__Set exercise__:
Write out all entries word for word.
══════════
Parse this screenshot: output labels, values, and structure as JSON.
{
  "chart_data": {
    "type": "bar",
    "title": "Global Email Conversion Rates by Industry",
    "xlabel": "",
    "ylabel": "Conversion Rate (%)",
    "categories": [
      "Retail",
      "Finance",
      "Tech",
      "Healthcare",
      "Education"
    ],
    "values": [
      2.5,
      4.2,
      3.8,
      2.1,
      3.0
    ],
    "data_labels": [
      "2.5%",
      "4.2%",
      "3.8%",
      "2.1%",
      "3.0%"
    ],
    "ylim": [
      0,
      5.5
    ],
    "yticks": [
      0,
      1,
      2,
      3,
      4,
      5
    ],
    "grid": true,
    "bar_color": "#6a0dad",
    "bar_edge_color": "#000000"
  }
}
══════════
__Response__:
Parse this screenshot: output labels, values, and structure as JSON.
{
  "chart_data": {
    "type": "bar",
    "title": "Global Email Conversion Rates by Industry",
    "xlabel": "",
    "ylabel": "Conversion Rate (%)",
    "categories": [
      "Retail",
      "Finance",
      "Tech",
      "Healthcare",
      "Education"
    ],
    "values": [
      2.5,
      4.2,
      3.8,
      2.1,
      3.0
    ],
    "data_labels": [
      "2.5%",
      "4.2%",
      "3.8%",
      "2.1%",
      "3.0%"
    ],
    "ylim": [
      0,
      5.5
    ],
    "yticks": [
      0,
      1,
      2,
      3,
      4,
      5
    ],
    "grid": true,
    "bar_color": "#6a0dad",
    "bar_edge_color": "#000000"
  }
}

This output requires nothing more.